Your goal:
Write out the material exactly. Do not include the pictures.
--------------------------------
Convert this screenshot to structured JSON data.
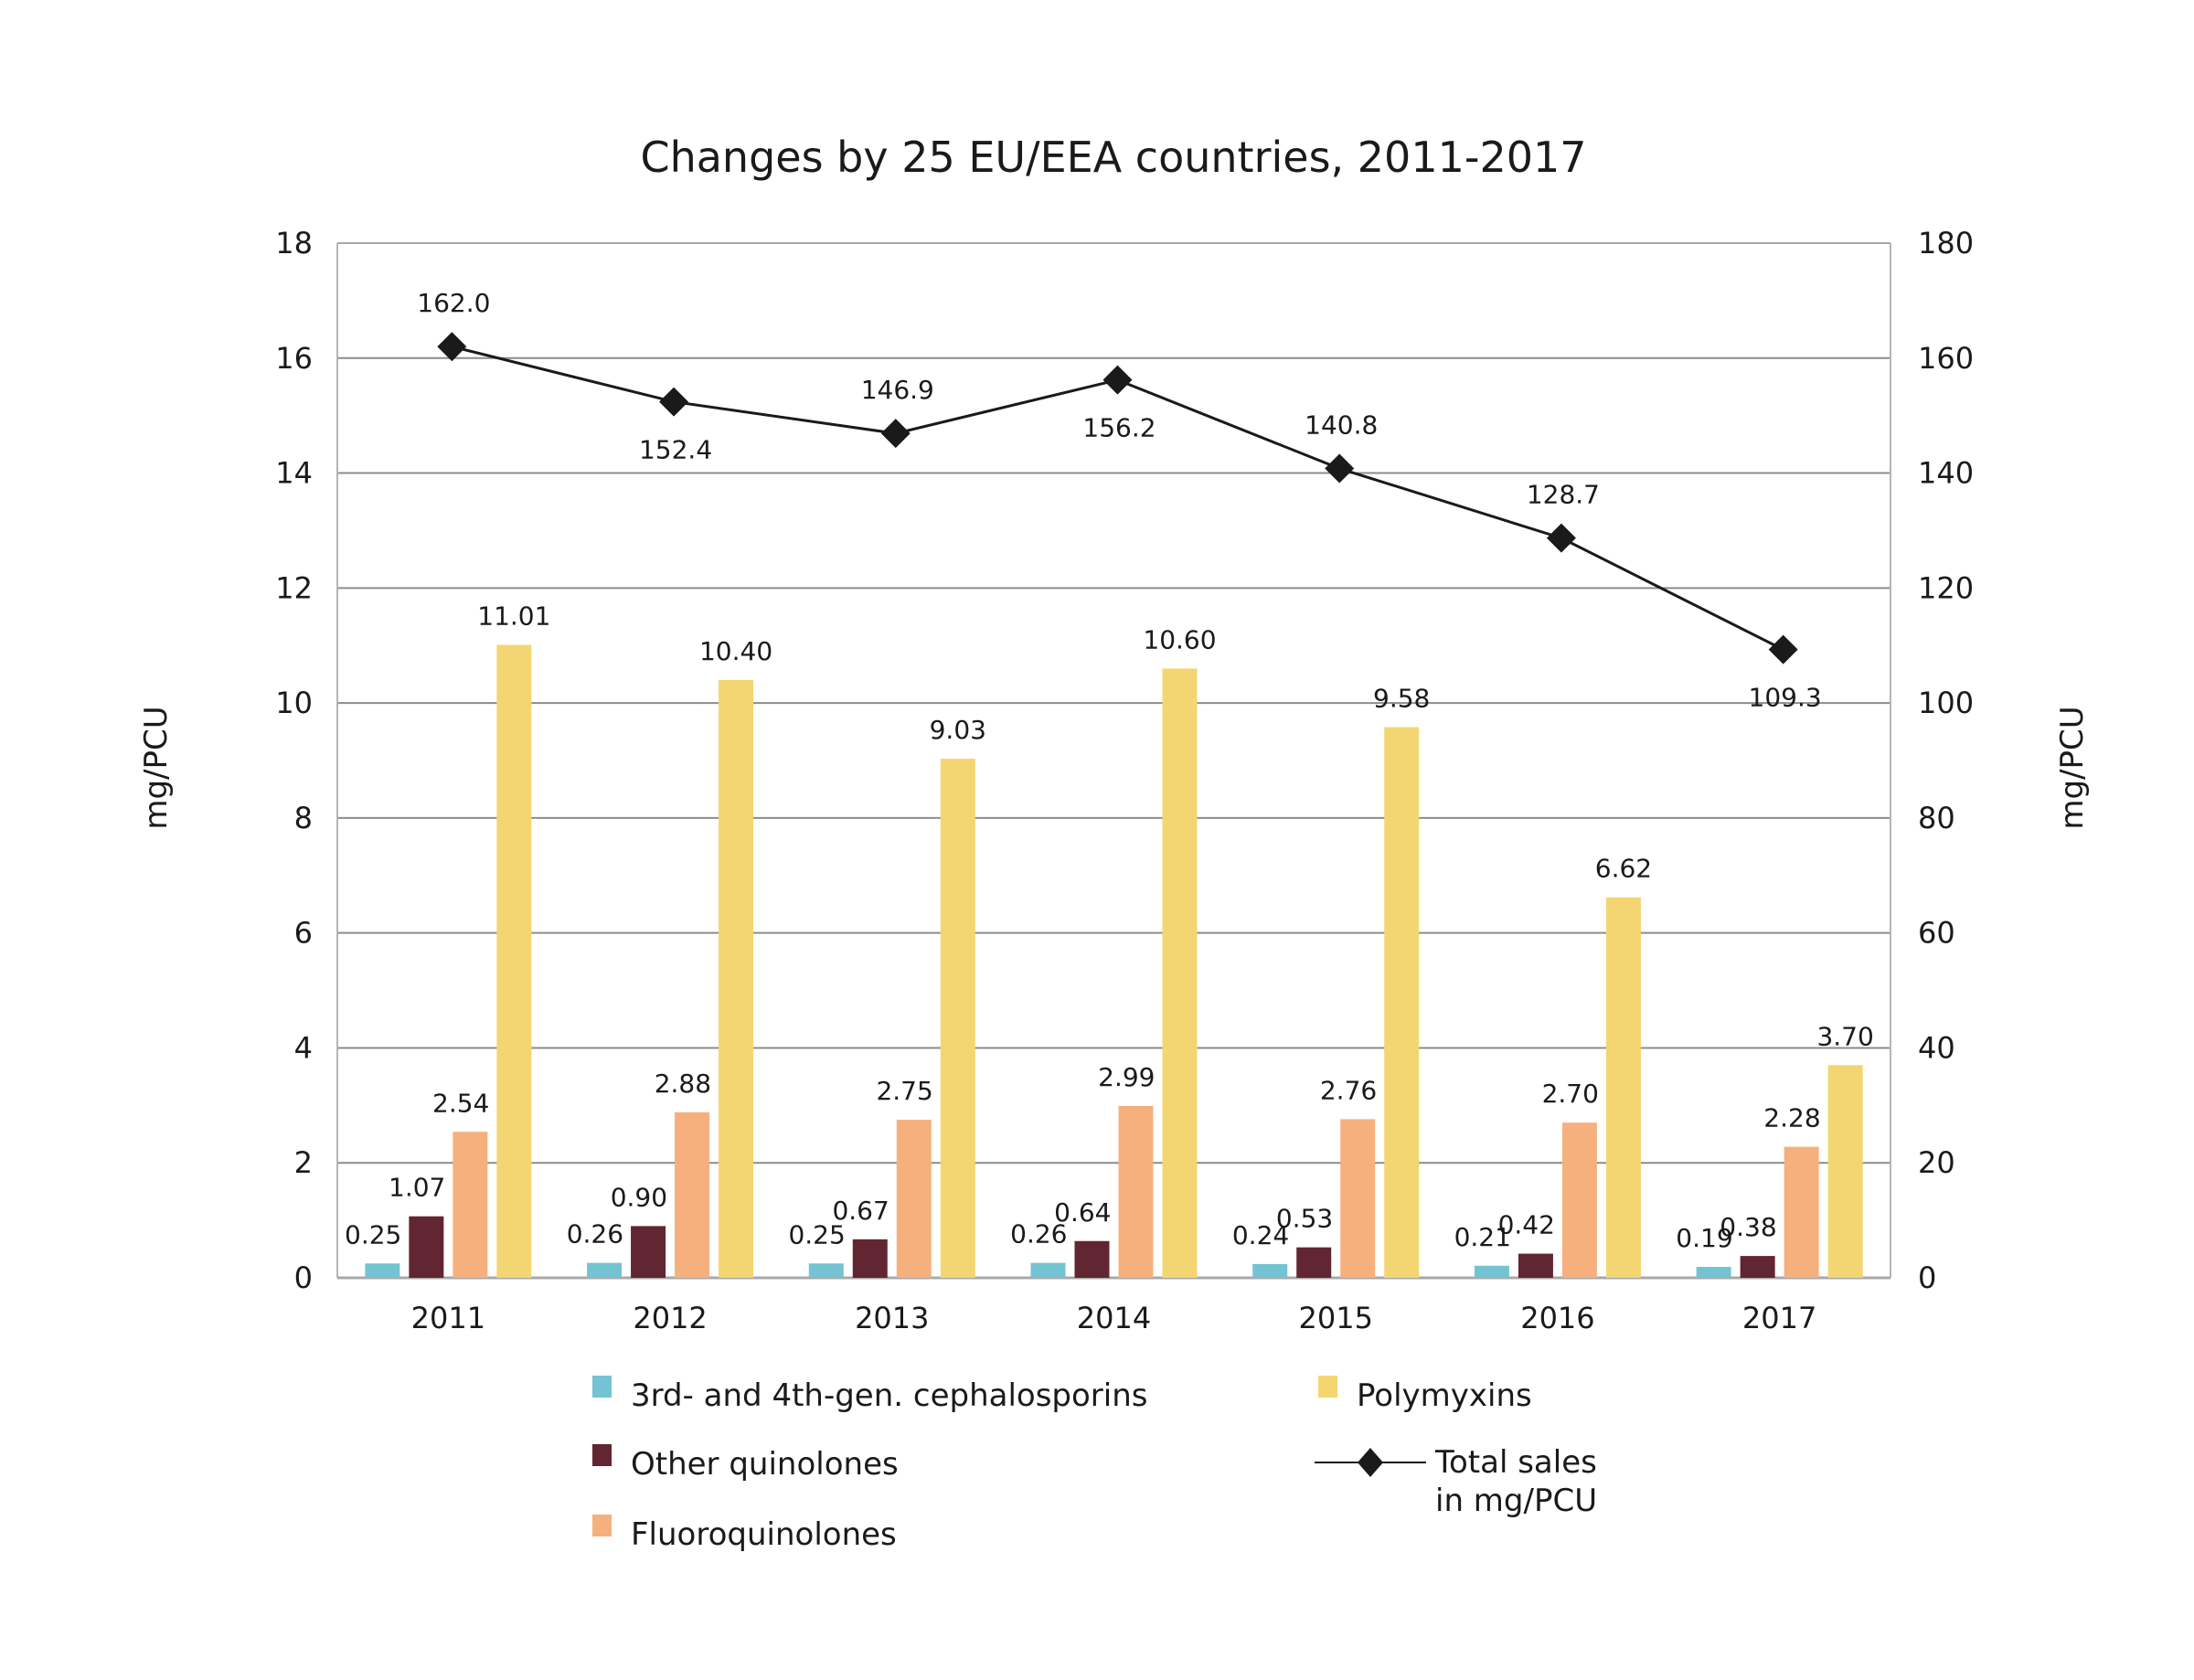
{
  "chart_data": {
    "type": "bar",
    "title": "Changes by 25 EU/EEA countries, 2011-2017",
    "categories": [
      "2011",
      "2012",
      "2013",
      "2014",
      "2015",
      "2016",
      "2017"
    ],
    "ylabel_left": "mg/PCU",
    "ylabel_right": "mg/PCU",
    "ylim_left": [
      0,
      18
    ],
    "ylim_right": [
      0,
      180
    ],
    "yticks_left": [
      "0",
      "2",
      "4",
      "6",
      "8",
      "10",
      "12",
      "14",
      "16",
      "18"
    ],
    "yticks_right": [
      "0",
      "20",
      "40",
      "60",
      "80",
      "100",
      "120",
      "140",
      "160",
      "180"
    ],
    "grid": true,
    "legend_position": "bottom",
    "series": [
      {
        "name": "3rd- and 4th-gen. cephalosporins",
        "type": "bar",
        "axis": "left",
        "color": "#74c3d3",
        "values": [
          0.25,
          0.26,
          0.25,
          0.26,
          0.24,
          0.21,
          0.19
        ],
        "labels": [
          "0.25",
          "0.26",
          "0.25",
          "0.26",
          "0.24",
          "0.21",
          "0.19"
        ]
      },
      {
        "name": "Other quinolones",
        "type": "bar",
        "axis": "left",
        "color": "#612631",
        "values": [
          1.07,
          0.9,
          0.67,
          0.64,
          0.53,
          0.42,
          0.38
        ],
        "labels": [
          "1.07",
          "0.90",
          "0.67",
          "0.64",
          "0.53",
          "0.42",
          "0.38"
        ]
      },
      {
        "name": "Fluoroquinolones",
        "type": "bar",
        "axis": "left",
        "color": "#f6b07e",
        "values": [
          2.54,
          2.88,
          2.75,
          2.99,
          2.76,
          2.7,
          2.28
        ],
        "labels": [
          "2.54",
          "2.88",
          "2.75",
          "2.99",
          "2.76",
          "2.70",
          "2.28"
        ]
      },
      {
        "name": "Polymyxins",
        "type": "bar",
        "axis": "left",
        "color": "#f3d671",
        "values": [
          11.01,
          10.4,
          9.03,
          10.6,
          9.58,
          6.62,
          3.7
        ],
        "labels": [
          "11.01",
          "10.40",
          "9.03",
          "10.60",
          "9.58",
          "6.62",
          "3.70"
        ]
      },
      {
        "name": "Total sales in mg/PCU",
        "type": "line",
        "axis": "right",
        "color": "#1a1a1a",
        "values": [
          162.0,
          152.4,
          146.9,
          156.2,
          140.8,
          128.7,
          109.3
        ],
        "labels": [
          "162.0",
          "152.4",
          "146.9",
          "156.2",
          "140.8",
          "128.7",
          "109.3"
        ]
      }
    ],
    "legend": [
      {
        "label": "3rd- and 4th-gen. cephalosporins",
        "kind": "box",
        "color": "#74c3d3"
      },
      {
        "label": "Other quinolones",
        "kind": "box",
        "color": "#612631"
      },
      {
        "label": "Fluoroquinolones",
        "kind": "box",
        "color": "#f6b07e"
      },
      {
        "label": "Polymyxins",
        "kind": "box",
        "color": "#f3d671"
      },
      {
        "label_lines": [
          "Total sales",
          "in mg/PCU"
        ],
        "kind": "line-diamond",
        "color": "#1a1a1a"
      }
    ]
  }
}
--------------------------------
Reply:
Convert this screenshot to structured JSON data.
{
  "chart_data": {
    "type": "bar",
    "title": "Changes by 25 EU/EEA countries, 2011-2017",
    "categories": [
      "2011",
      "2012",
      "2013",
      "2014",
      "2015",
      "2016",
      "2017"
    ],
    "ylabel_left": "mg/PCU",
    "ylabel_right": "mg/PCU",
    "ylim_left": [
      0,
      18
    ],
    "ylim_right": [
      0,
      180
    ],
    "yticks_left": [
      "0",
      "2",
      "4",
      "6",
      "8",
      "10",
      "12",
      "14",
      "16",
      "18"
    ],
    "yticks_right": [
      "0",
      "20",
      "40",
      "60",
      "80",
      "100",
      "120",
      "140",
      "160",
      "180"
    ],
    "grid": true,
    "legend_position": "bottom",
    "series": [
      {
        "name": "3rd- and 4th-gen. cephalosporins",
        "type": "bar",
        "axis": "left",
        "color": "#74c3d3",
        "values": [
          0.25,
          0.26,
          0.25,
          0.26,
          0.24,
          0.21,
          0.19
        ],
        "labels": [
          "0.25",
          "0.26",
          "0.25",
          "0.26",
          "0.24",
          "0.21",
          "0.19"
        ]
      },
      {
        "name": "Other quinolones",
        "type": "bar",
        "axis": "left",
        "color": "#612631",
        "values": [
          1.07,
          0.9,
          0.67,
          0.64,
          0.53,
          0.42,
          0.38
        ],
        "labels": [
          "1.07",
          "0.90",
          "0.67",
          "0.64",
          "0.53",
          "0.42",
          "0.38"
        ]
      },
      {
        "name": "Fluoroquinolones",
        "type": "bar",
        "axis": "left",
        "color": "#f6b07e",
        "values": [
          2.54,
          2.88,
          2.75,
          2.99,
          2.76,
          2.7,
          2.28
        ],
        "labels": [
          "2.54",
          "2.88",
          "2.75",
          "2.99",
          "2.76",
          "2.70",
          "2.28"
        ]
      },
      {
        "name": "Polymyxins",
        "type": "bar",
        "axis": "left",
        "color": "#f3d671",
        "values": [
          11.01,
          10.4,
          9.03,
          10.6,
          9.58,
          6.62,
          3.7
        ],
        "labels": [
          "11.01",
          "10.40",
          "9.03",
          "10.60",
          "9.58",
          "6.62",
          "3.70"
        ]
      },
      {
        "name": "Total sales in mg/PCU",
        "type": "line",
        "axis": "right",
        "color": "#1a1a1a",
        "values": [
          162.0,
          152.4,
          146.9,
          156.2,
          140.8,
          128.7,
          109.3
        ],
        "labels": [
          "162.0",
          "152.4",
          "146.9",
          "156.2",
          "140.8",
          "128.7",
          "109.3"
        ]
      }
    ],
    "legend": [
      {
        "label": "3rd- and 4th-gen. cephalosporins",
        "kind": "box",
        "color": "#74c3d3"
      },
      {
        "label": "Other quinolones",
        "kind": "box",
        "color": "#612631"
      },
      {
        "label": "Fluoroquinolones",
        "kind": "box",
        "color": "#f6b07e"
      },
      {
        "label": "Polymyxins",
        "kind": "box",
        "color": "#f3d671"
      },
      {
        "label_lines": [
          "Total sales",
          "in mg/PCU"
        ],
        "kind": "line-diamond",
        "color": "#1a1a1a"
      }
    ]
  }
}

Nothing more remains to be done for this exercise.